_Listed records_
++++++++++

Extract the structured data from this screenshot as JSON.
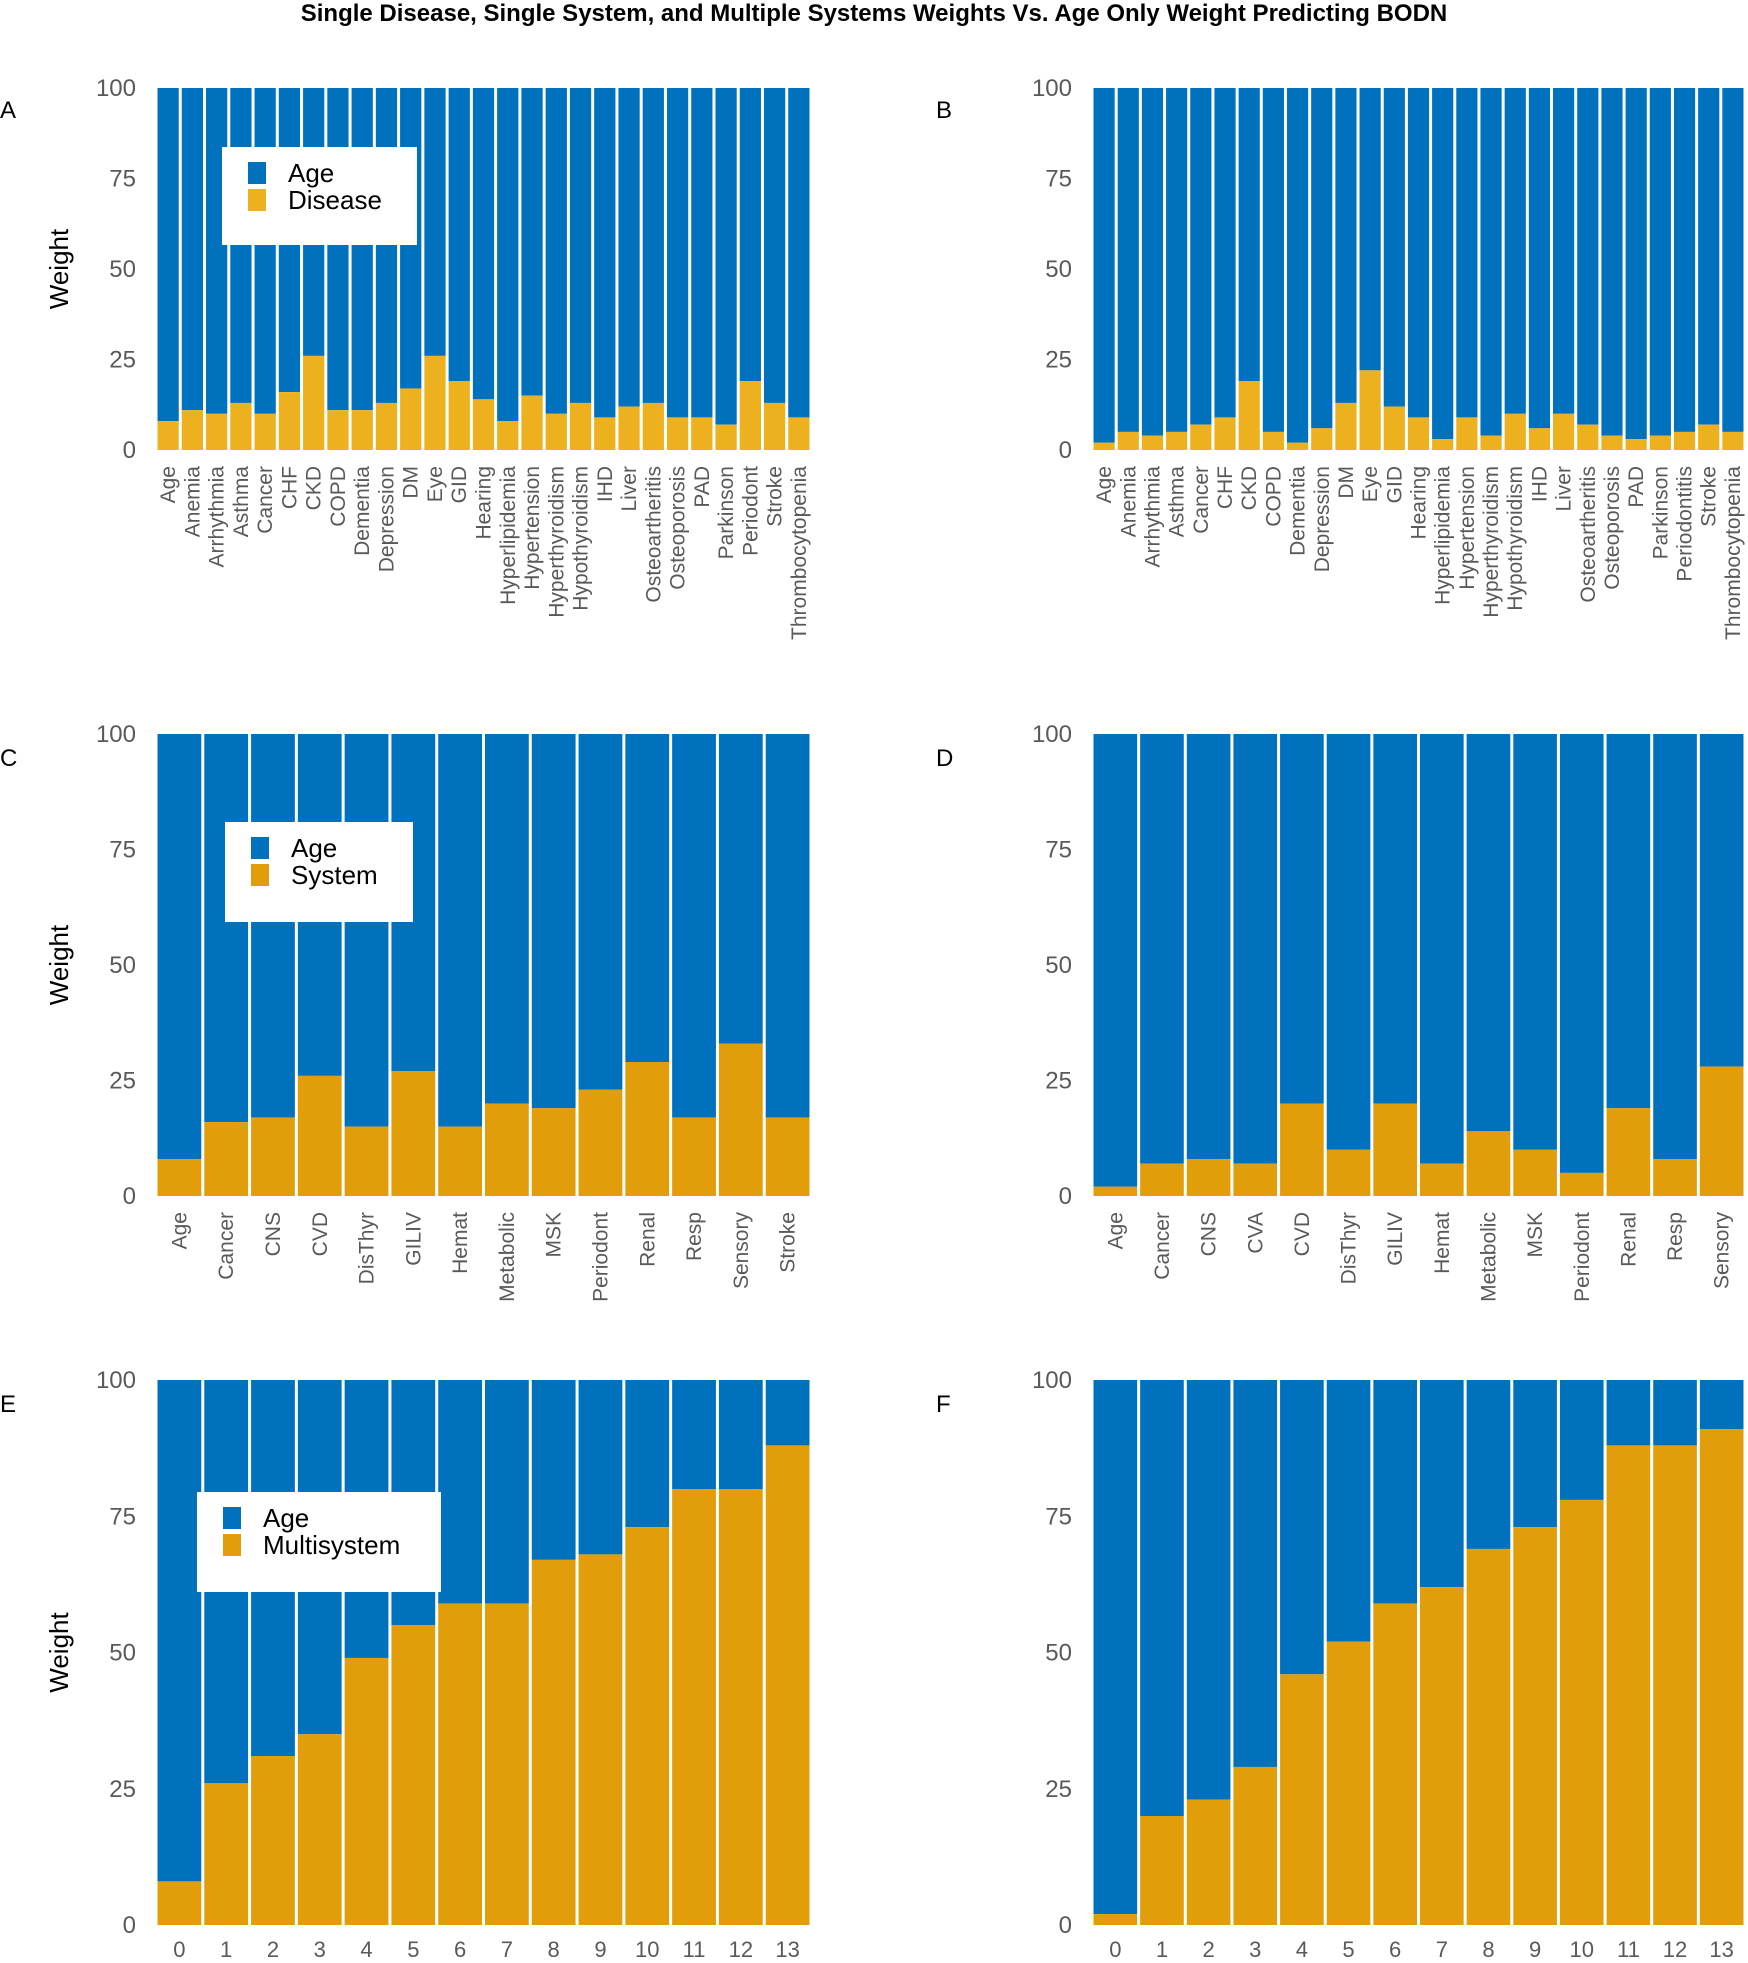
{
  "figure": {
    "title": "Single Disease, Single System, and Multiple Systems Weights Vs. Age Only Weight Predicting BODN"
  },
  "colors": {
    "age": "#0072BD",
    "disease": "#EDB120",
    "system": "#E29D0B",
    "multisystem": "#E29D0B",
    "axis_text": "#595959",
    "panel_letter": "#000000"
  },
  "chart_data": [
    {
      "panel": "A",
      "type": "bar",
      "stacked": true,
      "ylabel": "Weight",
      "ylim": [
        0,
        100
      ],
      "yticks": [
        "0",
        "25",
        "50",
        "75",
        "100"
      ],
      "legend": {
        "location": "upper-left",
        "entries": [
          "Age",
          "Disease"
        ]
      },
      "categories": [
        "Age",
        "Anemia",
        "Arrhythmia",
        "Asthma",
        "Cancer",
        "CHF",
        "CKD",
        "COPD",
        "Dementia",
        "Depression",
        "DM",
        "Eye",
        "GID",
        "Hearing",
        "Hyperlipidemia",
        "Hypertension",
        "Hyperthyroidism",
        "Hypothyroidism",
        "IHD",
        "Liver",
        "Osteoartheritis",
        "Osteoporosis",
        "PAD",
        "Parkinson",
        "Periodont",
        "Stroke",
        "Thrombocytopenia"
      ],
      "series": [
        {
          "name": "Disease",
          "values": [
            8,
            11,
            10,
            13,
            10,
            16,
            26,
            11,
            11,
            13,
            17,
            26,
            19,
            14,
            8,
            15,
            10,
            13,
            9,
            12,
            13,
            9,
            9,
            7,
            19,
            13,
            9
          ]
        },
        {
          "name": "Age",
          "values": [
            92,
            89,
            90,
            87,
            90,
            84,
            74,
            89,
            89,
            87,
            83,
            74,
            81,
            86,
            92,
            85,
            90,
            87,
            91,
            88,
            87,
            91,
            91,
            93,
            81,
            87,
            91
          ]
        }
      ]
    },
    {
      "panel": "B",
      "type": "bar",
      "stacked": true,
      "ylabel": "",
      "ylim": [
        0,
        100
      ],
      "yticks": [
        "0",
        "25",
        "50",
        "75",
        "100"
      ],
      "legend": null,
      "categories": [
        "Age",
        "Anemia",
        "Arrhythmia",
        "Asthma",
        "Cancer",
        "CHF",
        "CKD",
        "COPD",
        "Dementia",
        "Depression",
        "DM",
        "Eye",
        "GID",
        "Hearing",
        "Hyperlipidemia",
        "Hypertension",
        "Hyperthyroidism",
        "Hypothyroidism",
        "IHD",
        "Liver",
        "Osteoartheritis",
        "Osteoporosis",
        "PAD",
        "Parkinson",
        "Periodontitis",
        "Stroke",
        "Thrombocytopenia"
      ],
      "series": [
        {
          "name": "Disease",
          "values": [
            2,
            5,
            4,
            5,
            7,
            9,
            19,
            5,
            2,
            6,
            13,
            22,
            12,
            9,
            3,
            9,
            4,
            10,
            6,
            10,
            7,
            4,
            3,
            4,
            5,
            7,
            5
          ]
        },
        {
          "name": "Age",
          "values": [
            98,
            95,
            96,
            95,
            93,
            91,
            81,
            95,
            98,
            94,
            87,
            78,
            88,
            91,
            97,
            91,
            96,
            90,
            94,
            90,
            93,
            96,
            97,
            96,
            95,
            93,
            95
          ]
        }
      ]
    },
    {
      "panel": "C",
      "type": "bar",
      "stacked": true,
      "ylabel": "Weight",
      "ylim": [
        0,
        100
      ],
      "yticks": [
        "0",
        "25",
        "50",
        "75",
        "100"
      ],
      "legend": {
        "location": "upper-left",
        "entries": [
          "Age",
          "System"
        ]
      },
      "categories": [
        "Age",
        "Cancer",
        "CNS",
        "CVD",
        "DisThyr",
        "GILIV",
        "Hemat",
        "Metabolic",
        "MSK",
        "Periodont",
        "Renal",
        "Resp",
        "Sensory",
        "Stroke"
      ],
      "series": [
        {
          "name": "System",
          "values": [
            8,
            16,
            17,
            26,
            15,
            27,
            15,
            20,
            19,
            23,
            29,
            17,
            33,
            17
          ]
        },
        {
          "name": "Age",
          "values": [
            92,
            84,
            83,
            74,
            85,
            73,
            85,
            80,
            81,
            77,
            71,
            83,
            67,
            83
          ]
        }
      ]
    },
    {
      "panel": "D",
      "type": "bar",
      "stacked": true,
      "ylabel": "",
      "ylim": [
        0,
        100
      ],
      "yticks": [
        "0",
        "25",
        "50",
        "75",
        "100"
      ],
      "legend": null,
      "categories": [
        "Age",
        "Cancer",
        "CNS",
        "CVA",
        "CVD",
        "DisThyr",
        "GILIV",
        "Hemat",
        "Metabolic",
        "MSK",
        "Periodont",
        "Renal",
        "Resp",
        "Sensory"
      ],
      "series": [
        {
          "name": "System",
          "values": [
            2,
            7,
            8,
            7,
            20,
            10,
            20,
            7,
            14,
            10,
            5,
            19,
            8,
            28
          ]
        },
        {
          "name": "Age",
          "values": [
            98,
            93,
            92,
            93,
            80,
            90,
            80,
            93,
            86,
            90,
            95,
            81,
            92,
            72
          ]
        }
      ]
    },
    {
      "panel": "E",
      "type": "bar",
      "stacked": true,
      "ylabel": "Weight",
      "ylim": [
        0,
        100
      ],
      "yticks": [
        "0",
        "25",
        "50",
        "75",
        "100"
      ],
      "legend": {
        "location": "upper-left",
        "entries": [
          "Age",
          "Multisystem"
        ]
      },
      "categories": [
        "0",
        "1",
        "2",
        "3",
        "4",
        "5",
        "6",
        "7",
        "8",
        "9",
        "10",
        "11",
        "12",
        "13"
      ],
      "series": [
        {
          "name": "Multisystem",
          "values": [
            8,
            26,
            31,
            35,
            49,
            55,
            59,
            59,
            67,
            68,
            73,
            80,
            80,
            88
          ]
        },
        {
          "name": "Age",
          "values": [
            92,
            74,
            69,
            65,
            51,
            45,
            41,
            41,
            33,
            32,
            27,
            20,
            20,
            12
          ]
        }
      ]
    },
    {
      "panel": "F",
      "type": "bar",
      "stacked": true,
      "ylabel": "",
      "ylim": [
        0,
        100
      ],
      "yticks": [
        "0",
        "25",
        "50",
        "75",
        "100"
      ],
      "legend": null,
      "categories": [
        "0",
        "1",
        "2",
        "3",
        "4",
        "5",
        "6",
        "7",
        "8",
        "9",
        "10",
        "11",
        "12",
        "13"
      ],
      "series": [
        {
          "name": "Multisystem",
          "values": [
            2,
            20,
            23,
            29,
            46,
            52,
            59,
            62,
            69,
            73,
            78,
            88,
            88,
            91
          ]
        },
        {
          "name": "Age",
          "values": [
            98,
            80,
            77,
            71,
            54,
            48,
            41,
            38,
            31,
            27,
            22,
            12,
            12,
            9
          ]
        }
      ]
    }
  ]
}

++++++++++

_What to do_
Reproduce the entries above word for word. Pictures stay out.

_Task result_
Extract the structured data from this screenshot as JSON.
{
  "figure": {
    "title": "Single Disease, Single System, and Multiple Systems Weights Vs. Age Only Weight Predicting BODN"
  },
  "colors": {
    "age": "#0072BD",
    "disease": "#EDB120",
    "system": "#E29D0B",
    "multisystem": "#E29D0B",
    "axis_text": "#595959",
    "panel_letter": "#000000"
  },
  "chart_data": [
    {
      "panel": "A",
      "type": "bar",
      "stacked": true,
      "ylabel": "Weight",
      "ylim": [
        0,
        100
      ],
      "yticks": [
        "0",
        "25",
        "50",
        "75",
        "100"
      ],
      "legend": {
        "location": "upper-left",
        "entries": [
          "Age",
          "Disease"
        ]
      },
      "categories": [
        "Age",
        "Anemia",
        "Arrhythmia",
        "Asthma",
        "Cancer",
        "CHF",
        "CKD",
        "COPD",
        "Dementia",
        "Depression",
        "DM",
        "Eye",
        "GID",
        "Hearing",
        "Hyperlipidemia",
        "Hypertension",
        "Hyperthyroidism",
        "Hypothyroidism",
        "IHD",
        "Liver",
        "Osteoartheritis",
        "Osteoporosis",
        "PAD",
        "Parkinson",
        "Periodont",
        "Stroke",
        "Thrombocytopenia"
      ],
      "series": [
        {
          "name": "Disease",
          "values": [
            8,
            11,
            10,
            13,
            10,
            16,
            26,
            11,
            11,
            13,
            17,
            26,
            19,
            14,
            8,
            15,
            10,
            13,
            9,
            12,
            13,
            9,
            9,
            7,
            19,
            13,
            9
          ]
        },
        {
          "name": "Age",
          "values": [
            92,
            89,
            90,
            87,
            90,
            84,
            74,
            89,
            89,
            87,
            83,
            74,
            81,
            86,
            92,
            85,
            90,
            87,
            91,
            88,
            87,
            91,
            91,
            93,
            81,
            87,
            91
          ]
        }
      ]
    },
    {
      "panel": "B",
      "type": "bar",
      "stacked": true,
      "ylabel": "",
      "ylim": [
        0,
        100
      ],
      "yticks": [
        "0",
        "25",
        "50",
        "75",
        "100"
      ],
      "legend": null,
      "categories": [
        "Age",
        "Anemia",
        "Arrhythmia",
        "Asthma",
        "Cancer",
        "CHF",
        "CKD",
        "COPD",
        "Dementia",
        "Depression",
        "DM",
        "Eye",
        "GID",
        "Hearing",
        "Hyperlipidemia",
        "Hypertension",
        "Hyperthyroidism",
        "Hypothyroidism",
        "IHD",
        "Liver",
        "Osteoartheritis",
        "Osteoporosis",
        "PAD",
        "Parkinson",
        "Periodontitis",
        "Stroke",
        "Thrombocytopenia"
      ],
      "series": [
        {
          "name": "Disease",
          "values": [
            2,
            5,
            4,
            5,
            7,
            9,
            19,
            5,
            2,
            6,
            13,
            22,
            12,
            9,
            3,
            9,
            4,
            10,
            6,
            10,
            7,
            4,
            3,
            4,
            5,
            7,
            5
          ]
        },
        {
          "name": "Age",
          "values": [
            98,
            95,
            96,
            95,
            93,
            91,
            81,
            95,
            98,
            94,
            87,
            78,
            88,
            91,
            97,
            91,
            96,
            90,
            94,
            90,
            93,
            96,
            97,
            96,
            95,
            93,
            95
          ]
        }
      ]
    },
    {
      "panel": "C",
      "type": "bar",
      "stacked": true,
      "ylabel": "Weight",
      "ylim": [
        0,
        100
      ],
      "yticks": [
        "0",
        "25",
        "50",
        "75",
        "100"
      ],
      "legend": {
        "location": "upper-left",
        "entries": [
          "Age",
          "System"
        ]
      },
      "categories": [
        "Age",
        "Cancer",
        "CNS",
        "CVD",
        "DisThyr",
        "GILIV",
        "Hemat",
        "Metabolic",
        "MSK",
        "Periodont",
        "Renal",
        "Resp",
        "Sensory",
        "Stroke"
      ],
      "series": [
        {
          "name": "System",
          "values": [
            8,
            16,
            17,
            26,
            15,
            27,
            15,
            20,
            19,
            23,
            29,
            17,
            33,
            17
          ]
        },
        {
          "name": "Age",
          "values": [
            92,
            84,
            83,
            74,
            85,
            73,
            85,
            80,
            81,
            77,
            71,
            83,
            67,
            83
          ]
        }
      ]
    },
    {
      "panel": "D",
      "type": "bar",
      "stacked": true,
      "ylabel": "",
      "ylim": [
        0,
        100
      ],
      "yticks": [
        "0",
        "25",
        "50",
        "75",
        "100"
      ],
      "legend": null,
      "categories": [
        "Age",
        "Cancer",
        "CNS",
        "CVA",
        "CVD",
        "DisThyr",
        "GILIV",
        "Hemat",
        "Metabolic",
        "MSK",
        "Periodont",
        "Renal",
        "Resp",
        "Sensory"
      ],
      "series": [
        {
          "name": "System",
          "values": [
            2,
            7,
            8,
            7,
            20,
            10,
            20,
            7,
            14,
            10,
            5,
            19,
            8,
            28
          ]
        },
        {
          "name": "Age",
          "values": [
            98,
            93,
            92,
            93,
            80,
            90,
            80,
            93,
            86,
            90,
            95,
            81,
            92,
            72
          ]
        }
      ]
    },
    {
      "panel": "E",
      "type": "bar",
      "stacked": true,
      "ylabel": "Weight",
      "ylim": [
        0,
        100
      ],
      "yticks": [
        "0",
        "25",
        "50",
        "75",
        "100"
      ],
      "legend": {
        "location": "upper-left",
        "entries": [
          "Age",
          "Multisystem"
        ]
      },
      "categories": [
        "0",
        "1",
        "2",
        "3",
        "4",
        "5",
        "6",
        "7",
        "8",
        "9",
        "10",
        "11",
        "12",
        "13"
      ],
      "series": [
        {
          "name": "Multisystem",
          "values": [
            8,
            26,
            31,
            35,
            49,
            55,
            59,
            59,
            67,
            68,
            73,
            80,
            80,
            88
          ]
        },
        {
          "name": "Age",
          "values": [
            92,
            74,
            69,
            65,
            51,
            45,
            41,
            41,
            33,
            32,
            27,
            20,
            20,
            12
          ]
        }
      ]
    },
    {
      "panel": "F",
      "type": "bar",
      "stacked": true,
      "ylabel": "",
      "ylim": [
        0,
        100
      ],
      "yticks": [
        "0",
        "25",
        "50",
        "75",
        "100"
      ],
      "legend": null,
      "categories": [
        "0",
        "1",
        "2",
        "3",
        "4",
        "5",
        "6",
        "7",
        "8",
        "9",
        "10",
        "11",
        "12",
        "13"
      ],
      "series": [
        {
          "name": "Multisystem",
          "values": [
            2,
            20,
            23,
            29,
            46,
            52,
            59,
            62,
            69,
            73,
            78,
            88,
            88,
            91
          ]
        },
        {
          "name": "Age",
          "values": [
            98,
            80,
            77,
            71,
            54,
            48,
            41,
            38,
            31,
            27,
            22,
            12,
            12,
            9
          ]
        }
      ]
    }
  ]
}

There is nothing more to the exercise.